* Brano scelto
━━━━━━
Alessandro Onofri entra nel team italiano Oxbow.

 

 

Il romagnolo, oltre ad essere stato incoronato campione italiano di SUP Wave lo scorso anno, ha anche una forte inclinazione per la tavoletta e quest’anno sarà supportato in tutte le sue iniziative da Oxbow, che provvederà a non fargli mancare il surfwear necessario e le mute.

Luca Canali, country manager, ha cosi’ commentato: “Alessandro è un atleta che si sposa perfettamente con la filosofia Oxbow, sono veramente felice di averlo nel team.
E’ un vero waterman, come Kay Lenny e Laird Hamilton, un rider completo sempre alla ricerca onde piu’ grandi e nuove sfide.
Sono certo che riusciremo a dargli tutto il supporto necessario per i suoi progetti e con Oxbow non dubito del successo”!

Alessandro però non si vuole fermare al SUP e al surf, e ci svela di guardare oltre, al longboard e alle onde grandi… vediamo cos’ha da dire in proposito.
━━━━━━
* Voci da un insieme di dati

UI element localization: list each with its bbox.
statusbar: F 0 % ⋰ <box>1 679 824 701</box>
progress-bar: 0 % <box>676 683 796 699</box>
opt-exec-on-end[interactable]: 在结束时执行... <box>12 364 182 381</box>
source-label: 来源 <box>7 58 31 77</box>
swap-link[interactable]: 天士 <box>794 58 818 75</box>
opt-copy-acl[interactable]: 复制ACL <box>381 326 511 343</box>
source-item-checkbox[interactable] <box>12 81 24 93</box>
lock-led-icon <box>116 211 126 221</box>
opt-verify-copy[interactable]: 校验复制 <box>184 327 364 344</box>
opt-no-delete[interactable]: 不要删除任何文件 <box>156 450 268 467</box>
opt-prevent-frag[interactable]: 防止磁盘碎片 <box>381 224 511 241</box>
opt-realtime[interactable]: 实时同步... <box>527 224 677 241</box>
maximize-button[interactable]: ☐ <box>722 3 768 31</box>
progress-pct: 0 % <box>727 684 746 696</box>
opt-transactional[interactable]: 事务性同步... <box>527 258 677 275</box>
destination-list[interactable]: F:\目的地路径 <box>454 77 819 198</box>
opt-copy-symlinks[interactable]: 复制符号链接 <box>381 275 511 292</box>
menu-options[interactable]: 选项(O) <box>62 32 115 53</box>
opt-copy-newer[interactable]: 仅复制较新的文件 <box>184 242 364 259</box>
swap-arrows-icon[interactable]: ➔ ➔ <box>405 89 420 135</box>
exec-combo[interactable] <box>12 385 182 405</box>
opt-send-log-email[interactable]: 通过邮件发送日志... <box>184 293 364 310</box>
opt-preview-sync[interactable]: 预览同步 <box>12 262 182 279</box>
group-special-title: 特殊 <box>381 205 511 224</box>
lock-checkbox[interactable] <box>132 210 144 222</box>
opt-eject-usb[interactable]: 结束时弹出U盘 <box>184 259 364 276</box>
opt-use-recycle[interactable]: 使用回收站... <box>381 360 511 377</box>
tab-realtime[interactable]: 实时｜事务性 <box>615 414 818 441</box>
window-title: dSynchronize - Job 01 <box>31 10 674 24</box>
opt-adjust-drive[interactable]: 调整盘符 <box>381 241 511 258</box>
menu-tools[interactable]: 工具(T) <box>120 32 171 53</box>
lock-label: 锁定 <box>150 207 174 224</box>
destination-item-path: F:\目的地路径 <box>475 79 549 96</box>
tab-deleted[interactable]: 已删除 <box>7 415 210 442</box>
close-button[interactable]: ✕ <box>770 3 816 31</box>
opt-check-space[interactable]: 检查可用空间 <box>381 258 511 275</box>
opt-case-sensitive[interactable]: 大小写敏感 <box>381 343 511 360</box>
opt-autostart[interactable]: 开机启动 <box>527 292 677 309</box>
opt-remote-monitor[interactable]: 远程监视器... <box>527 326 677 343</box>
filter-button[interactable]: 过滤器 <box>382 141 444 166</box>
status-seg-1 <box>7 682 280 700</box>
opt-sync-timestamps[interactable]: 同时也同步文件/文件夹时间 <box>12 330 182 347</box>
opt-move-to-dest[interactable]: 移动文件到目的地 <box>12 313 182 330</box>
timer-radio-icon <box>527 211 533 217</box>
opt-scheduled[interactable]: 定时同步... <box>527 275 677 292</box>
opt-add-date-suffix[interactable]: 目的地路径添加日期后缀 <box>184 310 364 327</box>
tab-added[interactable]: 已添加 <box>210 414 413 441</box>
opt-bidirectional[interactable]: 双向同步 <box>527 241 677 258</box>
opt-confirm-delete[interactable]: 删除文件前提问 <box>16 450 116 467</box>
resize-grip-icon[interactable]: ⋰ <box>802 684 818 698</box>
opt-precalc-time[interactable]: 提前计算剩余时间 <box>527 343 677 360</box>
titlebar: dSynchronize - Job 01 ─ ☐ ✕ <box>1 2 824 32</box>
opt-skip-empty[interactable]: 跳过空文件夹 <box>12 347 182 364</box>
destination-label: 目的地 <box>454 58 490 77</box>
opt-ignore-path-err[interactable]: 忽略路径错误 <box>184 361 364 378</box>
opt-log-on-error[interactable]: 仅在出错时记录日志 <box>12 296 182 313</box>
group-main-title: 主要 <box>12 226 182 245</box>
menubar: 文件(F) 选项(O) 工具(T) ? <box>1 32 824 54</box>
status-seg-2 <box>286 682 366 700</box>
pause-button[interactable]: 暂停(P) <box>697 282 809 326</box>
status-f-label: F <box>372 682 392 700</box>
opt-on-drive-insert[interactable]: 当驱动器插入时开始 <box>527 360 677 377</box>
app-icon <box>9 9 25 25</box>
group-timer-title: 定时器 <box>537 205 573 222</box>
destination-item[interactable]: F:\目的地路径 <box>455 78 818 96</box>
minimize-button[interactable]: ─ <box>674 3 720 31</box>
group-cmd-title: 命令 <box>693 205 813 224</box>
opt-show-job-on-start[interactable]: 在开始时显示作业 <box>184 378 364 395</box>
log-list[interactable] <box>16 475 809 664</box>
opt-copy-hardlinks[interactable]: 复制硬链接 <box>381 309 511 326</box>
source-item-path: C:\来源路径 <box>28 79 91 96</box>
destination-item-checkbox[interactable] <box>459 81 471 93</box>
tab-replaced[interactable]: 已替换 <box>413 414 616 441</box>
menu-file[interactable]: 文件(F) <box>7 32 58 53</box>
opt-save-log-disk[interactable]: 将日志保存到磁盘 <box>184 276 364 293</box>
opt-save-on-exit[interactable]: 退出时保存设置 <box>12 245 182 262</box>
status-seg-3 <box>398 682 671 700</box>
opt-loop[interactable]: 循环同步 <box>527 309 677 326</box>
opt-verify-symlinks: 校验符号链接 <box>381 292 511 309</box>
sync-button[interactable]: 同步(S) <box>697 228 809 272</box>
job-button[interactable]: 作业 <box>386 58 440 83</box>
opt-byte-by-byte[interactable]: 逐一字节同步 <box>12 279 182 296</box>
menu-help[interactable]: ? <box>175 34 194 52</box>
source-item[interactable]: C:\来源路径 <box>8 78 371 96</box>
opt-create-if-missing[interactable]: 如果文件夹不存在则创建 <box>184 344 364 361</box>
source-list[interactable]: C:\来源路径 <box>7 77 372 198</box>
━━━━━━
* Lavoro richiesto
A - Rispondi a queste domande sul brano su Alessandro Onofri:
(i) Di quale disciplina Alessandro Onofri è stato campione italiano lo scorso anno?
(ii) Quale ruolo ricopre Luca Canali?
(iii) Oltre al SUP e al surf, verso che cosa dichiara di guardare Alessandro?
B - Estendi il brano su Alessandro Onofri e Oxbow, riprendendo dopo la sua ultima frase.

* Risposte alle attività
A -
(i) SUP Wave.
(ii) Country manager.
(iii) Il longboard e le onde grandi.

B -
Sei entrato a far parte di due team distinti uno per il SUP ed uno per il surf. Chi ti supporta quindi in questa doppia impresa?

Piu’ che due team distinti faccio parte di due importanti brand, che sono Oxbow per quel che riguarda il surfwear ed il neoprene mentre per le tavole SUP sono nel team Fanatic international.

Alla luce degli ottimi risultati ottenuti la scorsa stagione, quali sono i tuoi progetti nell’immediato futuro a livello agonistico?

Sicuramente quest’anno continuero’ a fare il doppio campionato (short e sup) e chissa’ magari provare anche anche qualche gara di long…

A parte le gare, il tuo carma surfistico è rivolto ad un surf radicale e la tua indole di waterman ti spinge sempre oltre. Hai dei progetti particolari che stai cercando di realizzare?

Ho un grande progetto dove insieme all’ideatore di questo (Gian Maria Soglia) io ed Alessandro Piu andremo in lungo e in largo per la Sardegna a cercare le onde grandi per poter provare il tow-in con la moto d’acqua. Abbiamo gia’ due o tre posticini da non far rimpiangere le Hawaii. Il BWCP e’ il mio obbiettivo piu’ importante in questo anno!

Nel tuo ultimo viaggio tra Australia e Nuova Zelanda sappiamo che hai condiviso diverse session con dei veri campioni come Fanning, Barrow, Rastovich ed altri. Cosa significa per un surfista che nasce in Adriatico confrontarsi in acqua con dei talenti del genere?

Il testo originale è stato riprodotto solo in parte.